— Start of Material shown —

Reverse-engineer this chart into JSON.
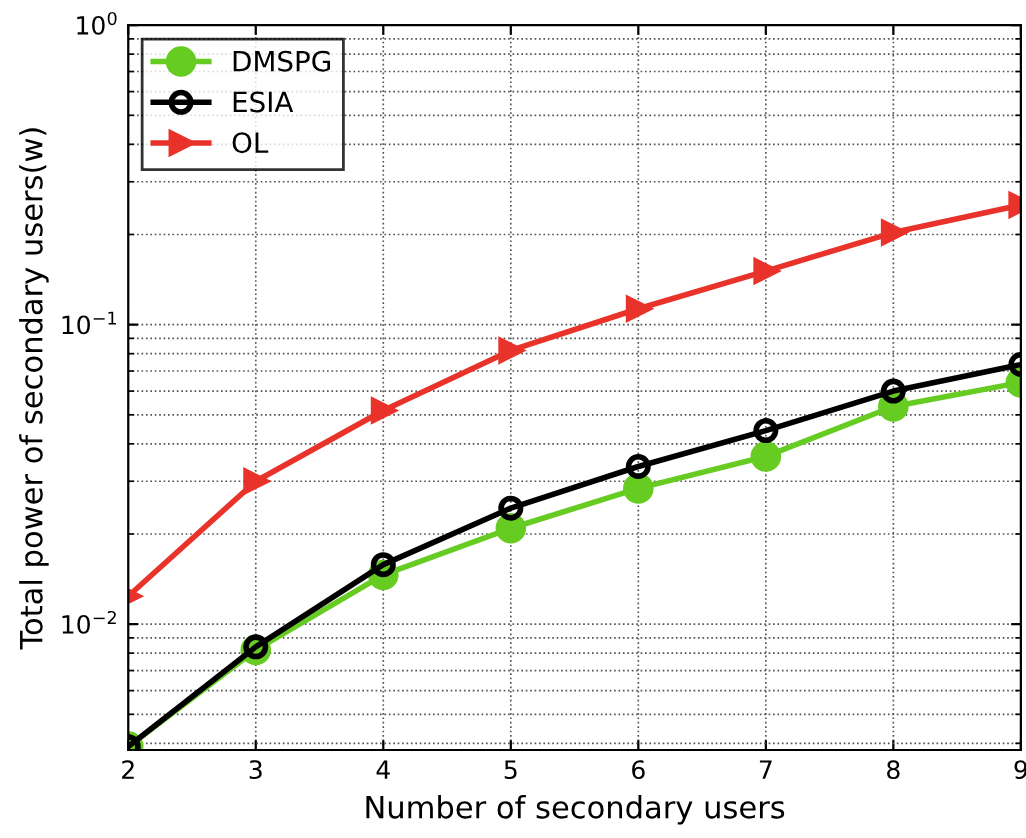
{
  "chart_data": {
    "type": "line",
    "xlabel": "Number of secondary users",
    "ylabel": "Total power of secondary users(w)",
    "x": [
      2,
      3,
      4,
      5,
      6,
      7,
      8,
      9
    ],
    "series": [
      {
        "name": "DMSPG",
        "color": "#66cc22",
        "marker": "circle",
        "values": [
          0.0039,
          0.0082,
          0.0146,
          0.0209,
          0.0284,
          0.0363,
          0.0533,
          0.0641
        ]
      },
      {
        "name": "ESIA",
        "color": "#000000",
        "marker": "circle",
        "values": [
          0.0039,
          0.0084,
          0.0158,
          0.0244,
          0.0336,
          0.0443,
          0.06,
          0.0736
        ]
      },
      {
        "name": "OL",
        "color": "#e8322a",
        "marker": "triangle",
        "values": [
          0.0124,
          0.03,
          0.0517,
          0.082,
          0.113,
          0.151,
          0.203,
          0.251
        ]
      }
    ],
    "log": "y",
    "xlim": [
      2,
      9
    ],
    "xticks": [
      2,
      3,
      4,
      5,
      6,
      7,
      8,
      9
    ],
    "ylim": [
      0.0038,
      1
    ],
    "yticks": [
      {
        "value": 0.01,
        "label": "10$^{−2}$"
      },
      {
        "value": 0.1,
        "label": "10$^{−1}$"
      },
      {
        "value": 1,
        "label": "10$^{0}$"
      }
    ],
    "grid": true,
    "legend": "top left",
    "line_style": "solid"
  }
}
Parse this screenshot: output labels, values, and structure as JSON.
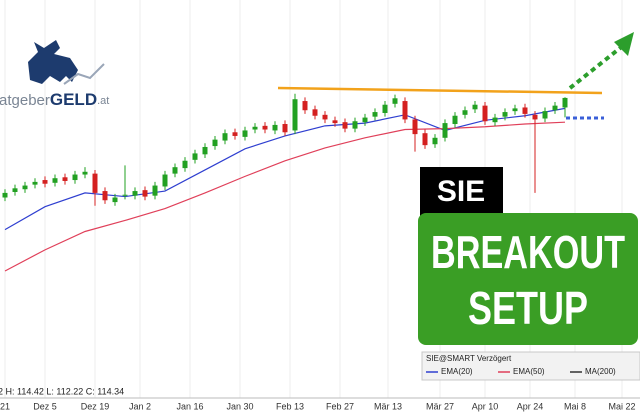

— End of Material shown —

__Written exercise__:
Copy each line in the data that holds the word "color".

__Task result__:
        "color": "#66cc22",
        "color": "#000000",
        "color": "#e8322a",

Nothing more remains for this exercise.